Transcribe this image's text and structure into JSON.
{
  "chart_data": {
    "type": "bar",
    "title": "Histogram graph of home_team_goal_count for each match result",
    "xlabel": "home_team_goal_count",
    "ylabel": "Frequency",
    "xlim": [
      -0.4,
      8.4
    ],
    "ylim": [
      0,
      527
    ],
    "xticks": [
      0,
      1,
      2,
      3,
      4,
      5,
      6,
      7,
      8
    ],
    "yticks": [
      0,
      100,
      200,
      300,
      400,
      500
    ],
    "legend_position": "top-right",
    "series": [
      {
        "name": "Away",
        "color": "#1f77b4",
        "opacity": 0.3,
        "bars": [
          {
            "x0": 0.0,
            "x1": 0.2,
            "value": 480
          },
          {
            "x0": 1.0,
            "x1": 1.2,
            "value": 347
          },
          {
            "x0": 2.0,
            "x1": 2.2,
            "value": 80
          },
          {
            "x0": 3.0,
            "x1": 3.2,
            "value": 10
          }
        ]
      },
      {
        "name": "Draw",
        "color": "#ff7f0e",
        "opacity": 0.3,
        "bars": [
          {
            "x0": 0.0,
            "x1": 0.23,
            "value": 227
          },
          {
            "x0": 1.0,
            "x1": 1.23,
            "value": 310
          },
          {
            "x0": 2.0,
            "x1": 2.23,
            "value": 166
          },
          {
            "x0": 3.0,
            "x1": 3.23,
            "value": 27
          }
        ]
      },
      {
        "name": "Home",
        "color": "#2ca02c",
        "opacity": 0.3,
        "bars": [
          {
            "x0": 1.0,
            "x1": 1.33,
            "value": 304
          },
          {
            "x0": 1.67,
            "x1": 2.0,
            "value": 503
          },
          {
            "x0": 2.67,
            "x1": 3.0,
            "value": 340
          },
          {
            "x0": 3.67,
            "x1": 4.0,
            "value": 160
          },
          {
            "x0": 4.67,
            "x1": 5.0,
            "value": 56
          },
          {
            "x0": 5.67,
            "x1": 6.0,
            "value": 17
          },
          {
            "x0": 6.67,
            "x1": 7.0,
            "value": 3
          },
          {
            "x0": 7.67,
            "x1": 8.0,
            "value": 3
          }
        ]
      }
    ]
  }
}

——

### To be done
Reproduce the entries above exactly.

### Response to this exercise
Transcribe this image's text and structure into JSON.
{
  "chart_data": {
    "type": "bar",
    "title": "Histogram graph of home_team_goal_count for each match result",
    "xlabel": "home_team_goal_count",
    "ylabel": "Frequency",
    "xlim": [
      -0.4,
      8.4
    ],
    "ylim": [
      0,
      527
    ],
    "xticks": [
      0,
      1,
      2,
      3,
      4,
      5,
      6,
      7,
      8
    ],
    "yticks": [
      0,
      100,
      200,
      300,
      400,
      500
    ],
    "legend_position": "top-right",
    "series": [
      {
        "name": "Away",
        "color": "#1f77b4",
        "opacity": 0.3,
        "bars": [
          {
            "x0": 0.0,
            "x1": 0.2,
            "value": 480
          },
          {
            "x0": 1.0,
            "x1": 1.2,
            "value": 347
          },
          {
            "x0": 2.0,
            "x1": 2.2,
            "value": 80
          },
          {
            "x0": 3.0,
            "x1": 3.2,
            "value": 10
          }
        ]
      },
      {
        "name": "Draw",
        "color": "#ff7f0e",
        "opacity": 0.3,
        "bars": [
          {
            "x0": 0.0,
            "x1": 0.23,
            "value": 227
          },
          {
            "x0": 1.0,
            "x1": 1.23,
            "value": 310
          },
          {
            "x0": 2.0,
            "x1": 2.23,
            "value": 166
          },
          {
            "x0": 3.0,
            "x1": 3.23,
            "value": 27
          }
        ]
      },
      {
        "name": "Home",
        "color": "#2ca02c",
        "opacity": 0.3,
        "bars": [
          {
            "x0": 1.0,
            "x1": 1.33,
            "value": 304
          },
          {
            "x0": 1.67,
            "x1": 2.0,
            "value": 503
          },
          {
            "x0": 2.67,
            "x1": 3.0,
            "value": 340
          },
          {
            "x0": 3.67,
            "x1": 4.0,
            "value": 160
          },
          {
            "x0": 4.67,
            "x1": 5.0,
            "value": 56
          },
          {
            "x0": 5.67,
            "x1": 6.0,
            "value": 17
          },
          {
            "x0": 6.67,
            "x1": 7.0,
            "value": 3
          },
          {
            "x0": 7.67,
            "x1": 8.0,
            "value": 3
          }
        ]
      }
    ]
  }
}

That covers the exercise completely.